Figure dataset records:
——
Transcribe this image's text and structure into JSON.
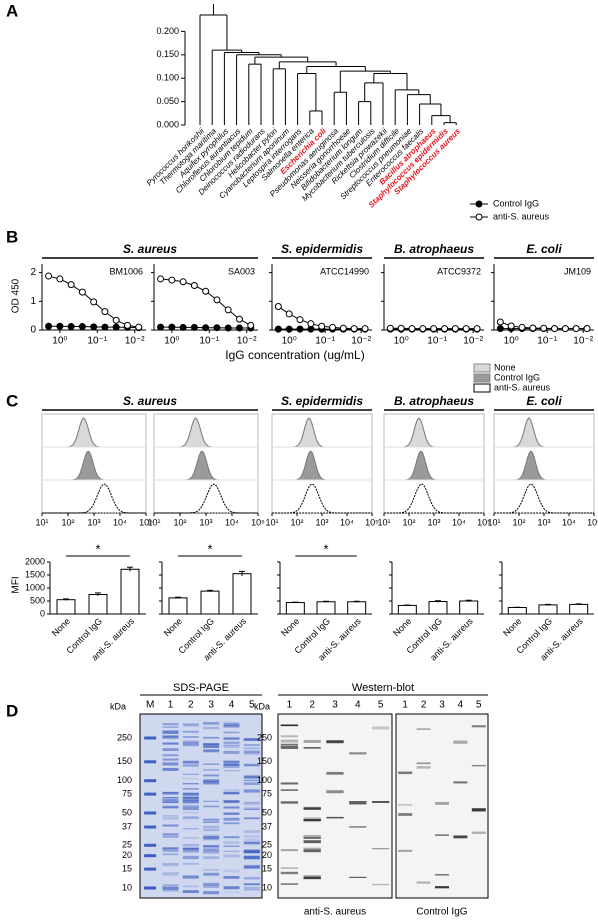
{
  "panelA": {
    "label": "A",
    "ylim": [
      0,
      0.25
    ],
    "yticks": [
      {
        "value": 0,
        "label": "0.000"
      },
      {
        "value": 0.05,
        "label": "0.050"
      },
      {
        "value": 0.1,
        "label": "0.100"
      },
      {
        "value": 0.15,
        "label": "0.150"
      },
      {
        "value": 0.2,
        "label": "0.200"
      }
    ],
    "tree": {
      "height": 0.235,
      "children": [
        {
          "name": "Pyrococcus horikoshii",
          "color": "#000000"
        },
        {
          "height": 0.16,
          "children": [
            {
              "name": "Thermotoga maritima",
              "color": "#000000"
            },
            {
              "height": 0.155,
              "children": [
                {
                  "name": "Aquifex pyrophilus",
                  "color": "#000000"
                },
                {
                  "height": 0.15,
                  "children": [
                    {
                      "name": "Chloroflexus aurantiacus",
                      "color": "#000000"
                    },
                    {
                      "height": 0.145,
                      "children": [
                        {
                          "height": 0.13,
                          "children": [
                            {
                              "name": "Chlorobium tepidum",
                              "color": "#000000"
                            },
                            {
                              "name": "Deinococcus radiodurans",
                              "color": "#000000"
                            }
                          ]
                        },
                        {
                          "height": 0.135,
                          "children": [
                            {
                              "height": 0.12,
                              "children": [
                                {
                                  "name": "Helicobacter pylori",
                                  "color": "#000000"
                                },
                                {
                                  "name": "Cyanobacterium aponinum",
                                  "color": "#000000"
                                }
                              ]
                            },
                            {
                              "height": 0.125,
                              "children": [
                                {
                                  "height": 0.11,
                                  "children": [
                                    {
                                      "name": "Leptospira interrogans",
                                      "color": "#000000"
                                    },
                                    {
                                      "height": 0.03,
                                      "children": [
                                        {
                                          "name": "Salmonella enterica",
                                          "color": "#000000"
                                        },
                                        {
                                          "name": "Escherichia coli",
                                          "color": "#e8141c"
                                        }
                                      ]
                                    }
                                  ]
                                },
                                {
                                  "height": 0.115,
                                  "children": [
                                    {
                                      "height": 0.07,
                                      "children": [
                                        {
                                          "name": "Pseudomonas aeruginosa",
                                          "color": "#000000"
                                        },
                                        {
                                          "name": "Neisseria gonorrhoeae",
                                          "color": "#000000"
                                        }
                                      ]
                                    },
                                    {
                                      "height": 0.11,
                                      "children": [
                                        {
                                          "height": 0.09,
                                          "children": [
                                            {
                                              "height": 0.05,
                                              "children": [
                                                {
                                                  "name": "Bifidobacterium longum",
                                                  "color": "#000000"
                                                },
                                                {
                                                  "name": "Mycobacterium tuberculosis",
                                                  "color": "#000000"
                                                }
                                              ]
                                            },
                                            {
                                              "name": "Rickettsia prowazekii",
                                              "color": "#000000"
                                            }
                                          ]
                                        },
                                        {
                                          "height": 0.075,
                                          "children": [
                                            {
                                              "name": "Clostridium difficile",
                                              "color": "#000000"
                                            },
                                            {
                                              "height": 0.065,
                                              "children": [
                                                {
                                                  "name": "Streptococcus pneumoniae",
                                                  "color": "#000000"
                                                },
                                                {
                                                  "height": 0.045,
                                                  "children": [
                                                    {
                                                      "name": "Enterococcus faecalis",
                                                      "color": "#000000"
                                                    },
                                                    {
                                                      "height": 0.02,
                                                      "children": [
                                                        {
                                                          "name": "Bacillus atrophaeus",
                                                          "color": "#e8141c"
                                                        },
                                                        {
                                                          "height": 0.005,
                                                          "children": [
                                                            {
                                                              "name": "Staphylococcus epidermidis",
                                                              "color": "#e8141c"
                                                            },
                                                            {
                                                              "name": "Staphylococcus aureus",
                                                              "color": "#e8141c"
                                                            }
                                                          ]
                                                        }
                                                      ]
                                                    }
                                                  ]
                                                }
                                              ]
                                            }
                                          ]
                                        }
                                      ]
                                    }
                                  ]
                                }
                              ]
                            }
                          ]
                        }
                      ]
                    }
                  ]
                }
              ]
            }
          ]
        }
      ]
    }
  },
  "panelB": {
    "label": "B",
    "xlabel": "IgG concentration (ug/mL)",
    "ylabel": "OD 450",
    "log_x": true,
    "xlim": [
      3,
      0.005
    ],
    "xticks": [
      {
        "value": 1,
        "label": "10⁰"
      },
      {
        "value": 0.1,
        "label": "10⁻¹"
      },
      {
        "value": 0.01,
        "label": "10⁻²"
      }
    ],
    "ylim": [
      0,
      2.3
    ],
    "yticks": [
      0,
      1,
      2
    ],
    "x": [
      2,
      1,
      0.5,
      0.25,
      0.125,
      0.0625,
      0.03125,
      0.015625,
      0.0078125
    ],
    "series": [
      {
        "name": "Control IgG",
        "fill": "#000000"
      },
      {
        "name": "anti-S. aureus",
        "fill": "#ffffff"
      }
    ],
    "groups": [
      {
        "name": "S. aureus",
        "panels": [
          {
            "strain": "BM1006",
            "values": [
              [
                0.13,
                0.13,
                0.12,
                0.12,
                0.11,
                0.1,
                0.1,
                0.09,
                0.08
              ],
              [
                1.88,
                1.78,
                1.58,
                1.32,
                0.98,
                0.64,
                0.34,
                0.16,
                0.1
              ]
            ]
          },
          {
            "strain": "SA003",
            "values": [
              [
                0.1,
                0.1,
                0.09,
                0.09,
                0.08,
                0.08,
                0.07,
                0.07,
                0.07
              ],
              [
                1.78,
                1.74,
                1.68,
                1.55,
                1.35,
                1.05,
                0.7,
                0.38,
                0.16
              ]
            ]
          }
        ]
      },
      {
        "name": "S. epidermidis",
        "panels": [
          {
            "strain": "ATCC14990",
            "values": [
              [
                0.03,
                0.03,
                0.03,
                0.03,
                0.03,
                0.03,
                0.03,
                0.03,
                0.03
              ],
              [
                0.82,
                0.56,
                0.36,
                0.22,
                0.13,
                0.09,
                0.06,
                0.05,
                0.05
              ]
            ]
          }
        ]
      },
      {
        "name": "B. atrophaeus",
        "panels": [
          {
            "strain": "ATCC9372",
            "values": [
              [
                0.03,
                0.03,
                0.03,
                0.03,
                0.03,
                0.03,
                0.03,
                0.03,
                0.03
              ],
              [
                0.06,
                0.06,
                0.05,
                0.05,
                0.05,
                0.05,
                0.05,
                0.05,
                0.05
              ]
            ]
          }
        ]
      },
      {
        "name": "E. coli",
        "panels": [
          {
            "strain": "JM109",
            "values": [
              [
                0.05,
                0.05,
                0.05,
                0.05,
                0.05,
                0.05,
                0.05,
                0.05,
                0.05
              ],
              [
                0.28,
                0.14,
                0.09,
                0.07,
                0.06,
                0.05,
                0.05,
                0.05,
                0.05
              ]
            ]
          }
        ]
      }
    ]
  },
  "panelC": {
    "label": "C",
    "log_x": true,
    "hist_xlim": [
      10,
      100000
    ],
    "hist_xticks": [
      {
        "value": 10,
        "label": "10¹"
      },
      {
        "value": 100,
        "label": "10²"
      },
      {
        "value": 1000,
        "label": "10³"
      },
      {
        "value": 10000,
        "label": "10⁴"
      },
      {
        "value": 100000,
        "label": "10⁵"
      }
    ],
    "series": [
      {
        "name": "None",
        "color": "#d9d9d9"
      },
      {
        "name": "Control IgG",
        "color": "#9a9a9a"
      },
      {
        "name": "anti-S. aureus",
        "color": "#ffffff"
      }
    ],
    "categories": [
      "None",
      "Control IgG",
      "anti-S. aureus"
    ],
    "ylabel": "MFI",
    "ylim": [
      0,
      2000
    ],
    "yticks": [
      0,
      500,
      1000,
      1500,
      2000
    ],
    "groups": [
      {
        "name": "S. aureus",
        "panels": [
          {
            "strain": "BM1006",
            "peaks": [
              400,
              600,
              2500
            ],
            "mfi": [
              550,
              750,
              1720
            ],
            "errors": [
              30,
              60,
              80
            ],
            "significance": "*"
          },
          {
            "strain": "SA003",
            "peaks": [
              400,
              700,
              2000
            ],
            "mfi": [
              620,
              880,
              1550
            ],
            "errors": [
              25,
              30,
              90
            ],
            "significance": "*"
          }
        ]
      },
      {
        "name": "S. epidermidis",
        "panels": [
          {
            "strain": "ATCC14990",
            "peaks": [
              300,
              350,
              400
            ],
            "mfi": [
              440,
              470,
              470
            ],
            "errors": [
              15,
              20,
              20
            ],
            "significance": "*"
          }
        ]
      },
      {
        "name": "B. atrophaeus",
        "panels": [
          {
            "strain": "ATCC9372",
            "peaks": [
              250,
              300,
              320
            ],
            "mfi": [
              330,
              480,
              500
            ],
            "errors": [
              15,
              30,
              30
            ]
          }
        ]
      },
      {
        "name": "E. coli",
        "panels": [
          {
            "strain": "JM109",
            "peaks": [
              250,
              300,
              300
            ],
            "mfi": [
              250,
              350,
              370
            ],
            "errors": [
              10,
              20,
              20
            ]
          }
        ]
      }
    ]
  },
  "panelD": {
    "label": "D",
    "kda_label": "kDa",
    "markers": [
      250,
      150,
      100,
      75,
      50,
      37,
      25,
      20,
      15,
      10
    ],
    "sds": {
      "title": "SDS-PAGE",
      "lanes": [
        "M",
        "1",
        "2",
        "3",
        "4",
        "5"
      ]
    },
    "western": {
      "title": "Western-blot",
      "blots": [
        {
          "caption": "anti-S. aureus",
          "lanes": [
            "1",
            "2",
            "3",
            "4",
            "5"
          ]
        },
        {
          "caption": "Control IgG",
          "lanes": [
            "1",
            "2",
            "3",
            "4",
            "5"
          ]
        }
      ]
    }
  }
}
——
_EXERCISE GOAL_
Scan the entries above for the string "caption", and copy every line where it turns up.

_EXERCISE RESULT_
          "caption": "anti-S. aureus",
          "caption": "Control IgG",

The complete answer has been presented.